*REQUIRED TASK:* Wherever the word "databases" appears in the entries, copy the whole line.

[Entries with figure data]
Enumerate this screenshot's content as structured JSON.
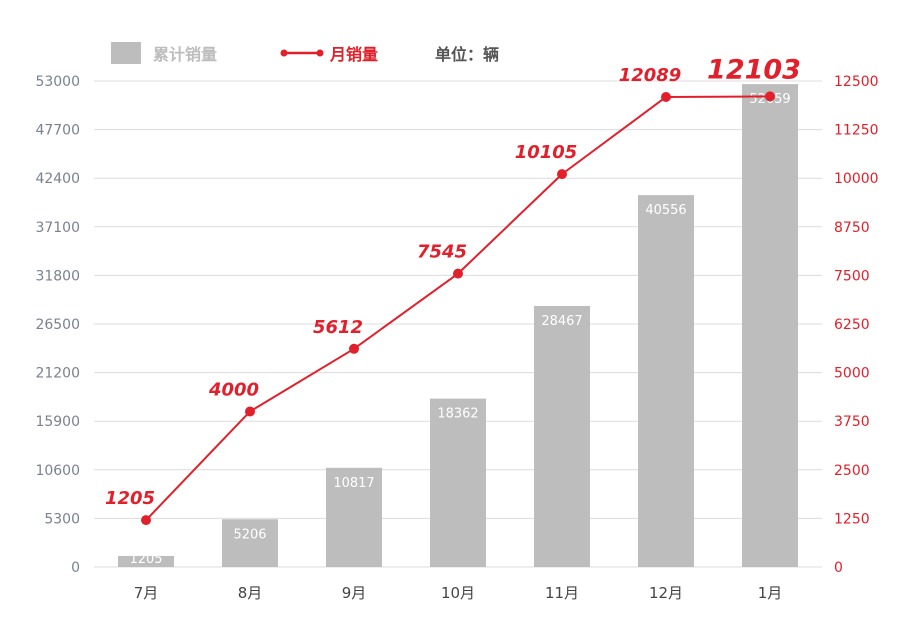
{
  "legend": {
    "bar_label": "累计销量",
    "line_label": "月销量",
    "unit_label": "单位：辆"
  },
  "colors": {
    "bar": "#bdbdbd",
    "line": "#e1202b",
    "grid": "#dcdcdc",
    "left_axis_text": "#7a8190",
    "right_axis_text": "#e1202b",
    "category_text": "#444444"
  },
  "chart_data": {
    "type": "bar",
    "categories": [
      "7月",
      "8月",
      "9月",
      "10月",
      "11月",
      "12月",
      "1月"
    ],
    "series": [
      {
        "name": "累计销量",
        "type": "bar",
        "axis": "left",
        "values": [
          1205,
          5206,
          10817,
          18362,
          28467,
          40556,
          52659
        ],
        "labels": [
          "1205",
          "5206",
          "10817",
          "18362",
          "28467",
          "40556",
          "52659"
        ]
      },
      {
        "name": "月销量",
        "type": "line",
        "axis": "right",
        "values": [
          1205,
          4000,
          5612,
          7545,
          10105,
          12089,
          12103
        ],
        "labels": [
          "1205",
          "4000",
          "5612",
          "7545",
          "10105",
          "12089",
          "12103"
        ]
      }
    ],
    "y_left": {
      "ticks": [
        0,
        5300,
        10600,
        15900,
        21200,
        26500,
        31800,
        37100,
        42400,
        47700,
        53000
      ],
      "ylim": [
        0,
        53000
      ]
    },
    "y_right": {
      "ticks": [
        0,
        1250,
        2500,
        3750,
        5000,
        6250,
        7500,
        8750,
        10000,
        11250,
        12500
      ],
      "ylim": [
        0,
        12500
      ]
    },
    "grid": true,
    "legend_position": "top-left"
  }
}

...

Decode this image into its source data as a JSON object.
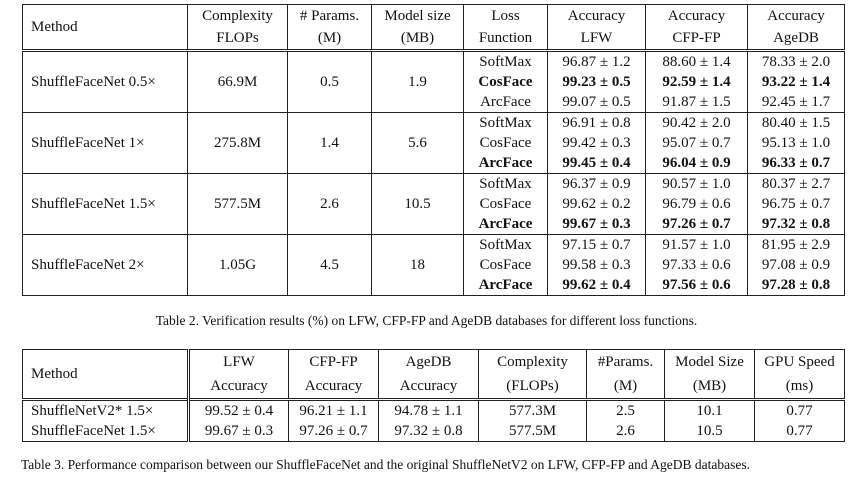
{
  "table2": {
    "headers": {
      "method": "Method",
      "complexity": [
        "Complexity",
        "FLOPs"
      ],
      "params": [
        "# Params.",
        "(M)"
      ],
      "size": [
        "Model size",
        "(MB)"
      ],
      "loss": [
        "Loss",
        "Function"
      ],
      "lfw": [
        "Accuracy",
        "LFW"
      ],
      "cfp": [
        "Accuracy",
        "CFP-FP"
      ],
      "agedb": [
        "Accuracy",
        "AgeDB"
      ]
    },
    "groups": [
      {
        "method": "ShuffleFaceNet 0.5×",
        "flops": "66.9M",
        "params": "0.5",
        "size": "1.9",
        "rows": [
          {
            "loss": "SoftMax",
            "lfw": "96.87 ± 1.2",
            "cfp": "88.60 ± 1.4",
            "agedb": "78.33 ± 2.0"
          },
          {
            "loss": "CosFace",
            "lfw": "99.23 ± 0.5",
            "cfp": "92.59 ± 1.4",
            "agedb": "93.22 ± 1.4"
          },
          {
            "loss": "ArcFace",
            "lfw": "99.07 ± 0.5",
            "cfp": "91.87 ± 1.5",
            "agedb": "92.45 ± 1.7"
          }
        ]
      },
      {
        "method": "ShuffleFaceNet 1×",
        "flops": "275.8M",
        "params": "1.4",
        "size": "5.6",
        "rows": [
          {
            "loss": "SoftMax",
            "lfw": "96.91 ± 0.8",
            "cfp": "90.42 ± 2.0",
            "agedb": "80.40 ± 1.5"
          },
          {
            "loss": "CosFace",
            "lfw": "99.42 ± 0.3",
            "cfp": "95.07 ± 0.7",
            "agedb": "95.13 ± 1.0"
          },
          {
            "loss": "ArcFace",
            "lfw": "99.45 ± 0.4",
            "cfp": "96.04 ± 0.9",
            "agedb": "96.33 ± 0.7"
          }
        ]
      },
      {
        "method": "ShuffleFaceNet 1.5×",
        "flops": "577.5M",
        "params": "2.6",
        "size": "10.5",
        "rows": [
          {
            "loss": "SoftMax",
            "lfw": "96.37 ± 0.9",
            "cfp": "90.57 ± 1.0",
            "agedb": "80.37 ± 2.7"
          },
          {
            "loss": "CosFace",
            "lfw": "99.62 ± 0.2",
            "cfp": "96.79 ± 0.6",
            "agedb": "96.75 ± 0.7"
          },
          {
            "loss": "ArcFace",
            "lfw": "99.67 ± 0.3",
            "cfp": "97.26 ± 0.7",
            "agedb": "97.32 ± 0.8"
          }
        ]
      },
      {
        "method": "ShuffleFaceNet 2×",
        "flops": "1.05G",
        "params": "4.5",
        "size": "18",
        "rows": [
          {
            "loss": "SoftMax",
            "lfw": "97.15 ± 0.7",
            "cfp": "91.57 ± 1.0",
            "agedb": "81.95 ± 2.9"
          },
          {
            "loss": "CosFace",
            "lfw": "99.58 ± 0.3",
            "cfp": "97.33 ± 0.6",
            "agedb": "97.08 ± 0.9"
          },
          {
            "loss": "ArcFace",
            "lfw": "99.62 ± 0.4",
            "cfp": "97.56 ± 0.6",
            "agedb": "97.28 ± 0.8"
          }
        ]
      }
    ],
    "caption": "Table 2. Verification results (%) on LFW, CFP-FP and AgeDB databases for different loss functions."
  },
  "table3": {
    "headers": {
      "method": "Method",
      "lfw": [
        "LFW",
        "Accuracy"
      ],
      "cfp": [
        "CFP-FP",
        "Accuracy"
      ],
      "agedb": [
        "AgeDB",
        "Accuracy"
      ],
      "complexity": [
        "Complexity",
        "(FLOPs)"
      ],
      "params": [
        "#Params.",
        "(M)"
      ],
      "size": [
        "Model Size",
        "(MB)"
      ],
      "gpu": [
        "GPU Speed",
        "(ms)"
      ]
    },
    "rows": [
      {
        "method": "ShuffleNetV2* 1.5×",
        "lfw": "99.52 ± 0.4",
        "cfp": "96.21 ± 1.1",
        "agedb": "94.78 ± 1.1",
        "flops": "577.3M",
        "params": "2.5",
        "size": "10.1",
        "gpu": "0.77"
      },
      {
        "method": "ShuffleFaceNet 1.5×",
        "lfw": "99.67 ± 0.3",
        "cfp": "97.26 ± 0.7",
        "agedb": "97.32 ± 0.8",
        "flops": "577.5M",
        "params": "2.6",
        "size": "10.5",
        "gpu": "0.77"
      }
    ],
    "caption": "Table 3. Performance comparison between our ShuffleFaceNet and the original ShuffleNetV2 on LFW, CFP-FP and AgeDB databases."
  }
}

*TASK RESPONSE:*
    "caption": "Table 2. Verification results (%) on LFW, CFP-FP and AgeDB databases for different loss functions."
    "caption": "Table 3. Performance comparison between our ShuffleFaceNet and the original ShuffleNetV2 on LFW, CFP-FP and AgeDB databases."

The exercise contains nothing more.